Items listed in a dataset
▬▬▬▬▬▬

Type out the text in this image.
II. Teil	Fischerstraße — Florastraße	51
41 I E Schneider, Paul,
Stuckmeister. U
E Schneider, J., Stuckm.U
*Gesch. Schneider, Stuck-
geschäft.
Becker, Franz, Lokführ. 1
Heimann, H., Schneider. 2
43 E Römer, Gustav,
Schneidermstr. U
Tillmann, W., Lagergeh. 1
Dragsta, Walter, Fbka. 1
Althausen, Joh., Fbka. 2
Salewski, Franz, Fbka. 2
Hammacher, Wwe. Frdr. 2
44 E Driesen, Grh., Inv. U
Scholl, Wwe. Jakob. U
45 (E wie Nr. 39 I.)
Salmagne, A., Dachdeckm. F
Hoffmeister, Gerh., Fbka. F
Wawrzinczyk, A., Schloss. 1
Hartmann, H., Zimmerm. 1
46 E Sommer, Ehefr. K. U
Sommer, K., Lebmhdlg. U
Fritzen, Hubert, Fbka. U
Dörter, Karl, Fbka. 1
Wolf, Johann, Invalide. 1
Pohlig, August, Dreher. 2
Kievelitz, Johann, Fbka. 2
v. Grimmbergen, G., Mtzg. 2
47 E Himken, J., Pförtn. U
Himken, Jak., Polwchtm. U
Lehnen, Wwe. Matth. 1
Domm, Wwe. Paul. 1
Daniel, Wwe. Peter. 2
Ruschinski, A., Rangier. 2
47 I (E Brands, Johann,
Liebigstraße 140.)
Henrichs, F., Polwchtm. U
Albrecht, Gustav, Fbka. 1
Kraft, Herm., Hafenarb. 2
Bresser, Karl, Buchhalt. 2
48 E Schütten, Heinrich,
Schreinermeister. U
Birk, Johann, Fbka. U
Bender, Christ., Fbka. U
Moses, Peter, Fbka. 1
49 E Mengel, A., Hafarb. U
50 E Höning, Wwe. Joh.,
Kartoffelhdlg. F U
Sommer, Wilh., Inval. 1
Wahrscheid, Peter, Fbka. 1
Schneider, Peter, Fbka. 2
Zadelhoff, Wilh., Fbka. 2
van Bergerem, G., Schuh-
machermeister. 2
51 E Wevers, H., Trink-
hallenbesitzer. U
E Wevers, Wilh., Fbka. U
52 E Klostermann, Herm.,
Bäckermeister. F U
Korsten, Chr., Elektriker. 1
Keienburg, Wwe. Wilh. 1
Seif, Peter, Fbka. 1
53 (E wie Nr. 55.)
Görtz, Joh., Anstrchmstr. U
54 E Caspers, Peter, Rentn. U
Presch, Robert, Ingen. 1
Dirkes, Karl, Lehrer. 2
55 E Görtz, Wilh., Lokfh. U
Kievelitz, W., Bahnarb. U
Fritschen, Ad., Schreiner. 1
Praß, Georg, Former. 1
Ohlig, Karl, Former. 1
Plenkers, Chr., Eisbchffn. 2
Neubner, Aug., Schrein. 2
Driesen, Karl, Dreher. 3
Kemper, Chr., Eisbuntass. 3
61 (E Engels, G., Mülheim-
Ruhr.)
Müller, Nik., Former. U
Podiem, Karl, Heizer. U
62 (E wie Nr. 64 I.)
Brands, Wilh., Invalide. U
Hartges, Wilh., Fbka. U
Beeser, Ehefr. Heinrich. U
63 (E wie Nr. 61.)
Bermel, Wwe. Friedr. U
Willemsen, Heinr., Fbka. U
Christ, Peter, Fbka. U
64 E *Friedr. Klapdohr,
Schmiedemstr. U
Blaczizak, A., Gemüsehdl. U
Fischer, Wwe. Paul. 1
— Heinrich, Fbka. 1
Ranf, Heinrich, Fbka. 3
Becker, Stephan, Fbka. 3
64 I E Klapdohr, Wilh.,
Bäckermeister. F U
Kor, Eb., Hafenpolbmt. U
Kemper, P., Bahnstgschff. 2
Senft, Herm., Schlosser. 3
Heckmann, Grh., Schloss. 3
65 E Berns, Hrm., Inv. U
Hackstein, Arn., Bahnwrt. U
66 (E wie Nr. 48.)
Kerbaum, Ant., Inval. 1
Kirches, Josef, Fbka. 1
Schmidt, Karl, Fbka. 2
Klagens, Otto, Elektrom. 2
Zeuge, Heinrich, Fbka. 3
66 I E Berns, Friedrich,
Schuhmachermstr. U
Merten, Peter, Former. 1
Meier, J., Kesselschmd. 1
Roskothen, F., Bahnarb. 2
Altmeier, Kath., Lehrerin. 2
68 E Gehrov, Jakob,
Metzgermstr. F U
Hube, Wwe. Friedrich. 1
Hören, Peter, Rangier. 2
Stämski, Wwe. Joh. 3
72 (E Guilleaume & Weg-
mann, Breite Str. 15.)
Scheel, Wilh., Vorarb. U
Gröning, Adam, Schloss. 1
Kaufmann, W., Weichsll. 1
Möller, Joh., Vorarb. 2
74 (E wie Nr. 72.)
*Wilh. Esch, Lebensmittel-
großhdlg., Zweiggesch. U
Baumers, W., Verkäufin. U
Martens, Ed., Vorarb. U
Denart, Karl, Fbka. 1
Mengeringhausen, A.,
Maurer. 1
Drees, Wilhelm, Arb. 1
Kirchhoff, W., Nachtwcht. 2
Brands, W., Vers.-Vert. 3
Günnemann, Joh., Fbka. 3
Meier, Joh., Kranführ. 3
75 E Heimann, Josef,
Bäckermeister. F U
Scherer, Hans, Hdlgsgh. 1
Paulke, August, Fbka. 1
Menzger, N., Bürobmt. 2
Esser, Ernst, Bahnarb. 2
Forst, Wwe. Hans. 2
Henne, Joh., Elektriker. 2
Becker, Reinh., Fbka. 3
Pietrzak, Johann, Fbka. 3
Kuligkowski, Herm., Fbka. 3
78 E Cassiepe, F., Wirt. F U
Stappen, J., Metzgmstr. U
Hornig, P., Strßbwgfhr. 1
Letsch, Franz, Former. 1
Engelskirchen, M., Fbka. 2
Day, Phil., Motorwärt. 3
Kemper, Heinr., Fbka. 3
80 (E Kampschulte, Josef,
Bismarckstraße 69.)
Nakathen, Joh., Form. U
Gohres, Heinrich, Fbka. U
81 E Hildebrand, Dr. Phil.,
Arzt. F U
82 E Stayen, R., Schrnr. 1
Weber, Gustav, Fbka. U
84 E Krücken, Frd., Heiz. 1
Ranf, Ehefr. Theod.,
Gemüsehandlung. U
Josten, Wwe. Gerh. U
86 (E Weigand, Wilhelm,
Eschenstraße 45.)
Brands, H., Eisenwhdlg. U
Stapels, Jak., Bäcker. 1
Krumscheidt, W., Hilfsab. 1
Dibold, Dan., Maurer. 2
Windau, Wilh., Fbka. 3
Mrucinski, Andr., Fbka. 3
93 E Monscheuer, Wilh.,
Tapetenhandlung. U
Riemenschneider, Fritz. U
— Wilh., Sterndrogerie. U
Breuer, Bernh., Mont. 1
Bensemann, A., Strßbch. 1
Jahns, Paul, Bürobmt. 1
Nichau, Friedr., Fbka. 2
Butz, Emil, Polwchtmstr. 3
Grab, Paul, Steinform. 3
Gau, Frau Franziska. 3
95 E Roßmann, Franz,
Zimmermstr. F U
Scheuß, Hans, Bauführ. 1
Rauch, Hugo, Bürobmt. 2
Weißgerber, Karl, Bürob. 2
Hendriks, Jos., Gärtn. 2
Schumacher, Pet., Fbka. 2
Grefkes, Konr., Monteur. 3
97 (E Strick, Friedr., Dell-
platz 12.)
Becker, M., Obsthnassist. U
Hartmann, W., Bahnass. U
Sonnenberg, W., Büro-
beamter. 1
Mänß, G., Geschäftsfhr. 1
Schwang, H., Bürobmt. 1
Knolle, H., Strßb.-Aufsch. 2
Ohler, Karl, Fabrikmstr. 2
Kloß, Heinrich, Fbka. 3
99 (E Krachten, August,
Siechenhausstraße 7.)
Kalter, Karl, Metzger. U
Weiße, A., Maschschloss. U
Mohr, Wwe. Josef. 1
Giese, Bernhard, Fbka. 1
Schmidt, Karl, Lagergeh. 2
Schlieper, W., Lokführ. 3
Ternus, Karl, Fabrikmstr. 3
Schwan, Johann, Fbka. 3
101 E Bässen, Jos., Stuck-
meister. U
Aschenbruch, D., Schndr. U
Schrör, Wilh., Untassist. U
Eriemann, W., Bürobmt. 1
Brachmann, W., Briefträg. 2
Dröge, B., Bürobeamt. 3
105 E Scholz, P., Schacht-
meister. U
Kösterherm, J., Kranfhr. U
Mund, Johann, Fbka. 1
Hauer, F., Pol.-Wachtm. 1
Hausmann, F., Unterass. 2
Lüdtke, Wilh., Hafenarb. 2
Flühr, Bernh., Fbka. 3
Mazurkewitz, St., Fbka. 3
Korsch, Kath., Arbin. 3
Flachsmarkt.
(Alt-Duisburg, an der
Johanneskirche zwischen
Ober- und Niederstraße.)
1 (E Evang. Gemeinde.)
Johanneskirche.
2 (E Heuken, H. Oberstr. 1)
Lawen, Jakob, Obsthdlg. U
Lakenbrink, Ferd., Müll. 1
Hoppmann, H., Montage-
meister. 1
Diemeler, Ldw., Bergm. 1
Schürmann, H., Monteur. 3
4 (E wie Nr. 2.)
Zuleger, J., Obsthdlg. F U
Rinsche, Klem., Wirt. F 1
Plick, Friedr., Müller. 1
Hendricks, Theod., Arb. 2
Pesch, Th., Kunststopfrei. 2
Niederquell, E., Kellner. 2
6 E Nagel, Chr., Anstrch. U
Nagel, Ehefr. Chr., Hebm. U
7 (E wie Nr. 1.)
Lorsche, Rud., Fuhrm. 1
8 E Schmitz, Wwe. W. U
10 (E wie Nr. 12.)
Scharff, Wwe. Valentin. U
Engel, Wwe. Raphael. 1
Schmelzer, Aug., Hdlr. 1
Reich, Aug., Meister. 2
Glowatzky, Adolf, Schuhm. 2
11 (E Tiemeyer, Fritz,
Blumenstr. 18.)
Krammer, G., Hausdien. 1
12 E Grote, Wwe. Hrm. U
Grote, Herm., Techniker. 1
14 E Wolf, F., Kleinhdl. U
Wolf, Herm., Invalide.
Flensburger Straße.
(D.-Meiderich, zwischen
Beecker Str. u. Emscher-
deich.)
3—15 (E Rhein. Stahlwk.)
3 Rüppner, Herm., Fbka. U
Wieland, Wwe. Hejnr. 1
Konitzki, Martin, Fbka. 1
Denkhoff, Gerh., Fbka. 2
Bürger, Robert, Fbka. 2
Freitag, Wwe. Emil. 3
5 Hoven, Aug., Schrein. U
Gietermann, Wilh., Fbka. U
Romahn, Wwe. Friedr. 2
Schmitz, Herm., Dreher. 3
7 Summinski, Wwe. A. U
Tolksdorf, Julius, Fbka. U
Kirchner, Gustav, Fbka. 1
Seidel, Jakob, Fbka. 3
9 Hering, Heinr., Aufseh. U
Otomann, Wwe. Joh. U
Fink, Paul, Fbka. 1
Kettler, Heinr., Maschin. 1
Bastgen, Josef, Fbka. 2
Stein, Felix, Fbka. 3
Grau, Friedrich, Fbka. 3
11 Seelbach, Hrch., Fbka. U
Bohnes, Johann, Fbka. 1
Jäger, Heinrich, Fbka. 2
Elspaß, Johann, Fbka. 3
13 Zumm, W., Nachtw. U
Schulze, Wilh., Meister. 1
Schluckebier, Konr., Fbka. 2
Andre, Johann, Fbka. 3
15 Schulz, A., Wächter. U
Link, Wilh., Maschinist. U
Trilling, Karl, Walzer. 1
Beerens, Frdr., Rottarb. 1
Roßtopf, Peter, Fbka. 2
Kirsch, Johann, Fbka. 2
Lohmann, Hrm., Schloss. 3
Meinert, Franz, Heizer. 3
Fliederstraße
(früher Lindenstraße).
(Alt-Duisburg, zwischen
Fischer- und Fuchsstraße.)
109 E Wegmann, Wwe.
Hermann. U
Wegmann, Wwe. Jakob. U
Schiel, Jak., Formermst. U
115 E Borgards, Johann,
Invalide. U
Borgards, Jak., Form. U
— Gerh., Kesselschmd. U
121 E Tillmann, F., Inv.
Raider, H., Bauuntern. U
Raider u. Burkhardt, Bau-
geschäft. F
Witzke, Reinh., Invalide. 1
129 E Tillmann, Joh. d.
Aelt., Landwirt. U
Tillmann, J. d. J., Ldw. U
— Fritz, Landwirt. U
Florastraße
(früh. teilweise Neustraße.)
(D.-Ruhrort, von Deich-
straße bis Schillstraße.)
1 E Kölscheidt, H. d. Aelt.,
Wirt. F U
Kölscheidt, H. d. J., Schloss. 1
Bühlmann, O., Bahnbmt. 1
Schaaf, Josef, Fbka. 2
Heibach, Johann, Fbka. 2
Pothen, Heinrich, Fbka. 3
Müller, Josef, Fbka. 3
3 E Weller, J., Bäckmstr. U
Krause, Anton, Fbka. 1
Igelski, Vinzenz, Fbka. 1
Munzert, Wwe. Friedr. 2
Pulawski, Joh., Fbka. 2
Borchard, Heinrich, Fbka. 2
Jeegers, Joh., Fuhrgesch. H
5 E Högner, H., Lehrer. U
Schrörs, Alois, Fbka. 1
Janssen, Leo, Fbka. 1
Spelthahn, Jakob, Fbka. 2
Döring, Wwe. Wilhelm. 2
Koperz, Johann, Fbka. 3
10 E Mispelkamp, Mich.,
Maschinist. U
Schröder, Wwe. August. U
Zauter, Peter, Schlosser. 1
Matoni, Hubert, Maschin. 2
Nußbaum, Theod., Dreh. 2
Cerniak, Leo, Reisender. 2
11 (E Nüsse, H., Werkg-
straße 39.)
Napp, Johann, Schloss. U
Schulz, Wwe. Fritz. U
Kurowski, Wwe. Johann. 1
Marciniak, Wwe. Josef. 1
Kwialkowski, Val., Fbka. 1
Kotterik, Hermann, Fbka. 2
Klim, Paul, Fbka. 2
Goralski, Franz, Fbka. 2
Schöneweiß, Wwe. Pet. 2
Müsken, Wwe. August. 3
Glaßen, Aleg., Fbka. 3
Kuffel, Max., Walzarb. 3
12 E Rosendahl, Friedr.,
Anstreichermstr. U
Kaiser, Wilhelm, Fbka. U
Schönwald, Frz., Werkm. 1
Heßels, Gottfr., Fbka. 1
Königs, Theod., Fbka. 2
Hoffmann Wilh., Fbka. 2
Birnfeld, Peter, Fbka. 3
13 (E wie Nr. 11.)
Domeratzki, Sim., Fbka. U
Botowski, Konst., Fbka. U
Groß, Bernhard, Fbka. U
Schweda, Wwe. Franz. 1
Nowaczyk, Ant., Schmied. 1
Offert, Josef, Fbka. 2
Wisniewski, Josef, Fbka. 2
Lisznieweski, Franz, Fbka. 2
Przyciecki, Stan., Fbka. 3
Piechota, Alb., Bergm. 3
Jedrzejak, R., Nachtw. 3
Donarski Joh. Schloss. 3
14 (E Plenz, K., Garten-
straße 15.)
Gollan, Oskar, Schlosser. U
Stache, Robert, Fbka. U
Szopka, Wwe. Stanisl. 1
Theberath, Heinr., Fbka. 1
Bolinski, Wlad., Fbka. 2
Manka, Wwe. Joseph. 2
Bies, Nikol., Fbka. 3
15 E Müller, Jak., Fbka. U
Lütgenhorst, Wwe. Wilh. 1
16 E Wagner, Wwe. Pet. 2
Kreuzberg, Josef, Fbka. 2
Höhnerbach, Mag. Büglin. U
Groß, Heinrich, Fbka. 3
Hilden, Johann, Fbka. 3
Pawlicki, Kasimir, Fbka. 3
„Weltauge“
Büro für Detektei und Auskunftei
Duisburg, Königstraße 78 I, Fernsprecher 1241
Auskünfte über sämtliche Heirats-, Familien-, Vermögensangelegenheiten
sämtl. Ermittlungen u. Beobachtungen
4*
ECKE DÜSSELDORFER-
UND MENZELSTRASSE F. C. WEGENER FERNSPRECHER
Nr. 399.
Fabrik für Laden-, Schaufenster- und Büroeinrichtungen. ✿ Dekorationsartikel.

▬▬▬▬▬▬

- _Challenge_
Output a single number: how many lines contain the word "Kemper".

- _Written response_
3